:: Selected text ::
....
It is often useful to have the results of a computer program output to a CSV file. Python has already built out a `csv` module, which makes this process easy. Also note that in Python, a csv is usually read as a list of dictionaries.

In [23]:
import csv

In [24]:
# read csv and write into np arrays
capitals = [] # make empty list
with open('capitals.csv', 'r') as csvfile: # open file
    reader = csv.DictReader(csvfile) # create a reader
    for row in reader: # loop through rows
        capitals.append(row)

In [25]:
capitals[:5]

[{'Capital': 'Kabul',
  'Country': 'Afghanistan',
  'Latitude': "34¡28'N",
  'Longitude': "69¡11'E"},
 {'Capital': 'Tirane',
  'Country': 'Albania',
  'Latitude': "41¡18'N",
  'Longitude': "19¡49'E"},
 {'Capital': 'Algiers',
  'Country': 'Algeria',
  'Latitude': "36¡42'N",
  'Longitude': "03¡08'E"},
 {'Capital': 'Pago Pago',
  'Country': 'American Samoa',
  'Latitude': "14¡16'S",
  'Longitude': "170¡43'W"},
 {'Capital': 'Andorra la Vella',
  'Country': 'Andorra',
  'Latitude': "42¡31'N",
  'Longitude': "01¡32'E"}]

Writing a list of dictionaries to a CSV file is similar:

In [26]:
print(len(capitals))

200


In [27]:
# get the keys in each dictionary
keys = capitals[1].keys()
....
:: Entries shown ::
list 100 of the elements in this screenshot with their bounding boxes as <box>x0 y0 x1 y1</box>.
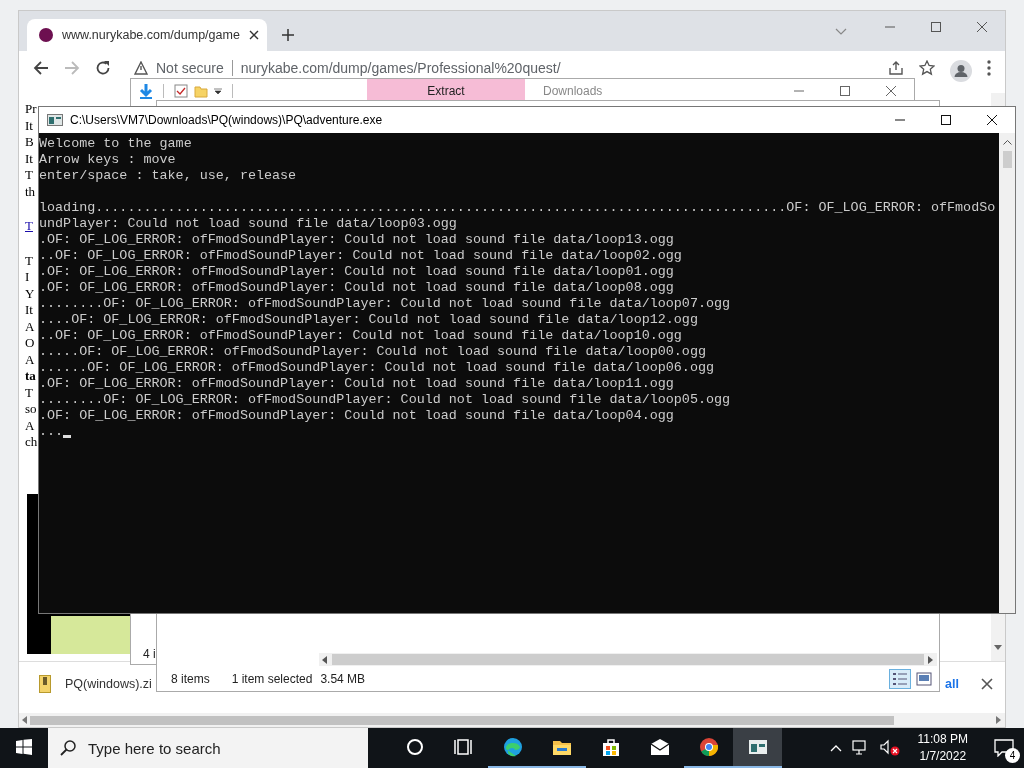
scrollbar-thumb[interactable] <box>1002 151 1012 168</box>
close-icon[interactable] <box>981 677 993 690</box>
console-text: enter/space : take, use, release <box>39 168 297 184</box>
page-text: th <box>25 183 36 200</box>
page-link[interactable]: T <box>25 218 33 235</box>
scrollbar-thumb[interactable] <box>332 654 924 665</box>
page-text: so <box>25 401 37 418</box>
profile-icon[interactable] <box>950 60 972 82</box>
show-all-link[interactable]: all <box>945 676 959 691</box>
console-text: .OF: OF_LOG_ERROR: ofFmodSoundPlayer: Could not load sound file data/loop08.ogg <box>39 280 674 296</box>
zip-file-icon <box>39 674 51 693</box>
browser-tab[interactable]: www.nurykabe.com/dump/game <box>27 19 267 51</box>
task-view-icon <box>453 737 474 757</box>
details-view-icon <box>892 672 908 686</box>
window-title: Downloads <box>543 84 603 98</box>
chevron-up-icon[interactable] <box>829 744 842 752</box>
page-text: A <box>25 417 35 434</box>
reload-icon[interactable] <box>95 60 111 76</box>
menu-icon[interactable] <box>987 60 991 76</box>
address-bar[interactable]: Not secure nurykabe.com/dump/games/Professional%20quest/ <box>126 58 865 78</box>
console-text: .OF: OF_LOG_ERROR: ofFmodSoundPlayer: Could not load sound file data/loop13.ogg <box>39 232 674 248</box>
page-text: It <box>25 150 33 167</box>
selection-size: 3.54 MB <box>320 672 366 686</box>
tiles-view-icon <box>916 672 932 686</box>
console-icon <box>47 114 63 126</box>
close-tab-icon[interactable] <box>248 30 259 40</box>
console-text: .OF: OF_LOG_ERROR: ofFmodSoundPlayer: Could not load sound file data/loop04.ogg <box>39 408 674 424</box>
tiles-view-button[interactable] <box>913 669 935 689</box>
download-icon[interactable] <box>139 83 153 99</box>
console-text: undPlayer: Could not load sound file data/loop03.ogg <box>39 216 457 232</box>
console-text: .....OF: OF_LOG_ERROR: ofFmodSoundPlayer: Could not load sound file data/loop00.ogg <box>39 344 706 360</box>
search-field[interactable]: Type here to search <box>48 728 368 768</box>
page-text: B <box>25 134 34 151</box>
tab-title: www.nurykabe.com/dump/game <box>62 28 240 42</box>
page-text: I <box>25 269 30 286</box>
details-view-button[interactable] <box>889 669 911 689</box>
console-text: .OF: OF_LOG_ERROR: ofFmodSoundPlayer: Could not load sound file data/loop11.ogg <box>39 376 674 392</box>
close-icon[interactable] <box>986 114 998 126</box>
window-title: C:\Users\VM7\Downloads\PQ(windows)\PQ\adventure.exe <box>70 113 383 127</box>
security-label: Not secure <box>156 60 224 76</box>
console-text: Arrow keys : move <box>39 152 176 168</box>
console-text: ......OF: OF_LOG_ERROR: ofFmodSoundPlayer: Could not load sound file data/loop06.ogg <box>39 360 714 376</box>
console-icon <box>747 737 768 757</box>
text-cursor <box>63 434 72 438</box>
warning-icon <box>134 61 148 75</box>
page-text: A <box>25 318 35 335</box>
page-text: It <box>25 117 33 134</box>
muted-speaker-icon[interactable] <box>879 739 900 757</box>
store-icon <box>600 737 621 757</box>
chrome-icon <box>698 737 719 757</box>
search-icon <box>60 740 76 756</box>
scroll-right-icon[interactable] <box>928 655 934 664</box>
share-icon[interactable] <box>888 60 904 76</box>
scroll-down-icon[interactable] <box>994 645 1002 651</box>
scrollbar-thumb[interactable] <box>30 715 894 725</box>
maximize-icon[interactable] <box>940 114 952 126</box>
page-text: It <box>25 302 33 319</box>
page-text: T <box>25 384 33 401</box>
download-item[interactable]: PQ(windows).zi <box>39 674 152 693</box>
ribbon-tab[interactable]: Extract <box>367 79 525 103</box>
console-text: .OF: OF_LOG_ERROR: ofFmodSoundPlayer: Could not load sound file data/loop01.ogg <box>39 264 674 280</box>
circle-icon <box>404 737 425 757</box>
taskbar-app[interactable] <box>733 728 782 768</box>
date-text: 1/7/2022 <box>919 748 967 765</box>
console-text: ..OF: OF_LOG_ERROR: ofFmodSoundPlayer: Could not load sound file data/loop10.ogg <box>39 328 682 344</box>
caret-icon[interactable] <box>214 87 222 95</box>
url-text: nurykabe.com/dump/games/Professional%20quest/ <box>240 60 561 76</box>
page-text: ch <box>25 434 38 451</box>
scroll-left-icon[interactable] <box>322 655 328 664</box>
favicon-icon <box>39 28 53 42</box>
scroll-right-icon[interactable] <box>996 716 1002 724</box>
star-icon[interactable] <box>919 60 935 76</box>
notification-icon[interactable] <box>994 739 1014 757</box>
page-text: A <box>25 351 35 368</box>
page-text: Y <box>25 285 35 302</box>
console-text: loading......................................................................................OF: OF_LOG_ERROR: ofFmodSo <box>39 200 996 216</box>
console-text: Welcome to the game <box>39 136 192 152</box>
back-icon[interactable] <box>33 60 49 76</box>
scroll-up-icon[interactable] <box>1002 139 1012 145</box>
selection-info: 1 item selected <box>231 672 313 686</box>
status-text: 4 i <box>143 647 156 661</box>
console-text: ....OF: OF_LOG_ERROR: ofFmodSoundPlayer: Could not load sound file data/loop12.ogg <box>39 312 698 328</box>
page-text: T <box>25 252 33 269</box>
envelope-icon <box>649 737 670 757</box>
edge-icon <box>502 737 523 757</box>
console-text: ........OF: OF_LOG_ERROR: ofFmodSoundPlayer: Could not load sound file data/loop07.ogg <box>39 296 731 312</box>
notification-count: 4 <box>1005 748 1020 763</box>
page-text: O <box>25 335 35 352</box>
console-text: ........OF: OF_LOG_ERROR: ofFmodSoundPlayer: Could not load sound file data/loop05.ogg <box>39 392 731 408</box>
properties-icon[interactable] <box>174 84 188 98</box>
new-tab-icon[interactable] <box>281 28 295 42</box>
console-text: ..OF: OF_LOG_ERROR: ofFmodSoundPlayer: Could not load sound file data/loop02.ogg <box>39 248 682 264</box>
item-count: 8 items <box>171 672 210 686</box>
time-text: 11:08 PM <box>917 731 968 748</box>
windows-logo-icon <box>16 739 32 755</box>
scroll-left-icon[interactable] <box>22 716 28 724</box>
page-text: Pr <box>25 101 37 118</box>
page-text: T <box>25 167 33 184</box>
page-text: ta <box>25 368 36 385</box>
console-text: ... <box>39 424 64 440</box>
....
:: Given task ::
Can you transcribe the stretch of the Python CSV tutorial from "It is often" through "capitals.append(row)"?

:: Answer for this exercise ::
It is often useful to have the results of a computer program output to a CSV file. Python has already built out a `csv` module, which makes this process easy. Also note that in Python, a csv is usually read as a list of dictionaries.

In [23]:
import csv

In [24]:
# read csv and write into np arrays
capitals = [] # make empty list
with open('capitals.csv', 'r') as csvfile: # open file
    reader = csv.DictReader(csvfile) # create a reader
    for row in reader: # loop through rows
        capitals.append(row)